### [Instructions to follow]
Write the records out again exactly, leaving no images in.

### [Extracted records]
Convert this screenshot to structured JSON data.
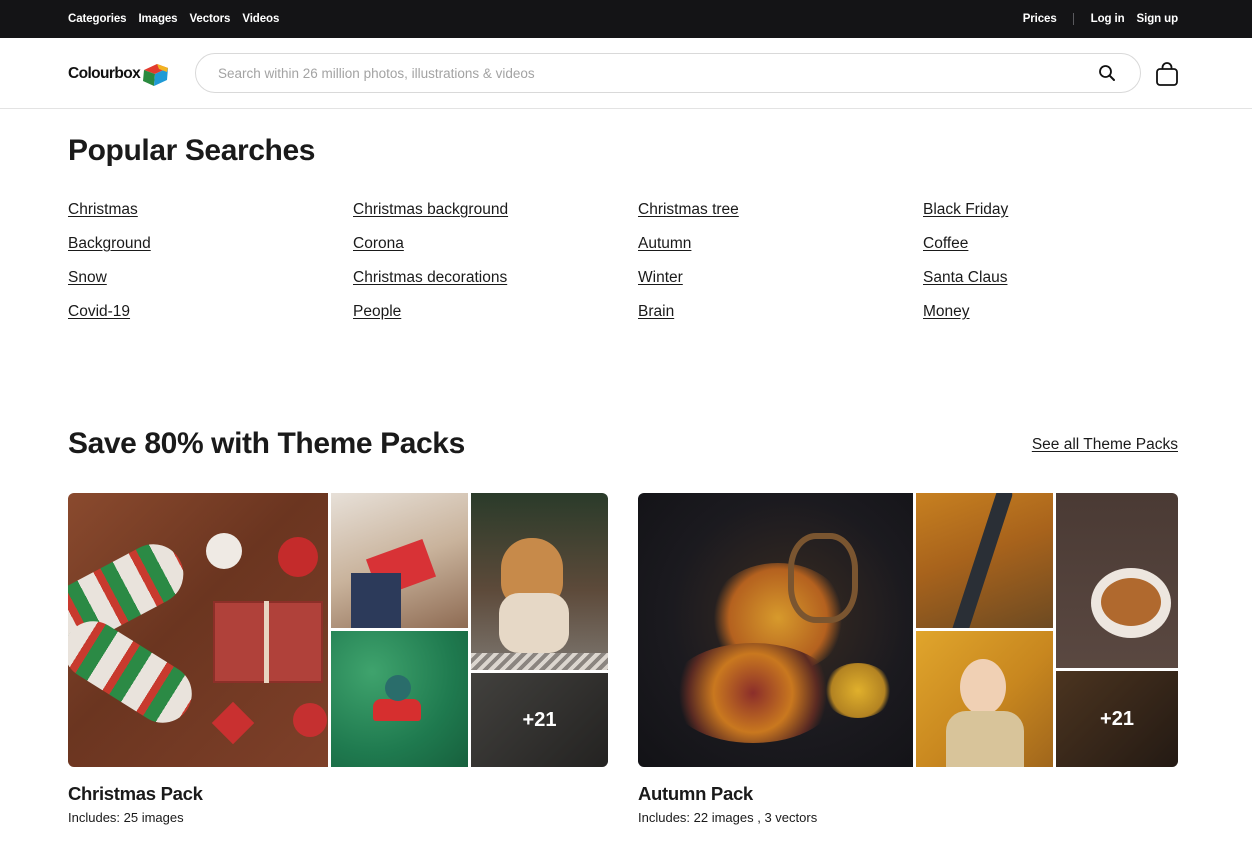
{
  "topbar": {
    "nav": [
      "Categories",
      "Images",
      "Vectors",
      "Videos"
    ],
    "prices": "Prices",
    "login": "Log in",
    "signup": "Sign up"
  },
  "header": {
    "logo_text": "Colourbox",
    "search_placeholder": "Search within 26 million photos, illustrations & videos",
    "search_icon": "search-icon",
    "cart_icon": "shopping-bag-icon"
  },
  "popular": {
    "title": "Popular Searches",
    "columns": [
      [
        "Christmas",
        "Background",
        "Snow",
        "Covid-19"
      ],
      [
        "Christmas background",
        "Corona",
        "Christmas decorations",
        "People"
      ],
      [
        "Christmas tree",
        "Autumn",
        "Winter",
        "Brain"
      ],
      [
        "Black Friday",
        "Coffee",
        "Santa Claus",
        "Money"
      ]
    ]
  },
  "packs": {
    "title": "Save 80% with Theme Packs",
    "see_all": "See all Theme Packs",
    "items": [
      {
        "name": "Christmas Pack",
        "includes": "Includes: 25 images",
        "more": "+21",
        "colors": [
          "#7a3f28",
          "#c9a788",
          "#a5734c",
          "#2f7d5a",
          "#3b3534"
        ]
      },
      {
        "name": "Autumn Pack",
        "includes": "Includes: 22 images , 3 vectors",
        "more": "+21",
        "colors": [
          "#1e1c22",
          "#b97728",
          "#4a3c36",
          "#d89a35",
          "#3a2a20"
        ]
      }
    ]
  },
  "colors": {
    "topbar_bg": "#141416",
    "text": "#1a1a1a"
  }
}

### [Response]
Convert this screenshot to structured JSON data.
{
  "topbar": {
    "nav": [
      "Categories",
      "Images",
      "Vectors",
      "Videos"
    ],
    "prices": "Prices",
    "login": "Log in",
    "signup": "Sign up"
  },
  "header": {
    "logo_text": "Colourbox",
    "search_placeholder": "Search within 26 million photos, illustrations & videos",
    "search_icon": "search-icon",
    "cart_icon": "shopping-bag-icon"
  },
  "popular": {
    "title": "Popular Searches",
    "columns": [
      [
        "Christmas",
        "Background",
        "Snow",
        "Covid-19"
      ],
      [
        "Christmas background",
        "Corona",
        "Christmas decorations",
        "People"
      ],
      [
        "Christmas tree",
        "Autumn",
        "Winter",
        "Brain"
      ],
      [
        "Black Friday",
        "Coffee",
        "Santa Claus",
        "Money"
      ]
    ]
  },
  "packs": {
    "title": "Save 80% with Theme Packs",
    "see_all": "See all Theme Packs",
    "items": [
      {
        "name": "Christmas Pack",
        "includes": "Includes: 25 images",
        "more": "+21",
        "colors": [
          "#7a3f28",
          "#c9a788",
          "#a5734c",
          "#2f7d5a",
          "#3b3534"
        ]
      },
      {
        "name": "Autumn Pack",
        "includes": "Includes: 22 images , 3 vectors",
        "more": "+21",
        "colors": [
          "#1e1c22",
          "#b97728",
          "#4a3c36",
          "#d89a35",
          "#3a2a20"
        ]
      }
    ]
  },
  "colors": {
    "topbar_bg": "#141416",
    "text": "#1a1a1a"
  }
}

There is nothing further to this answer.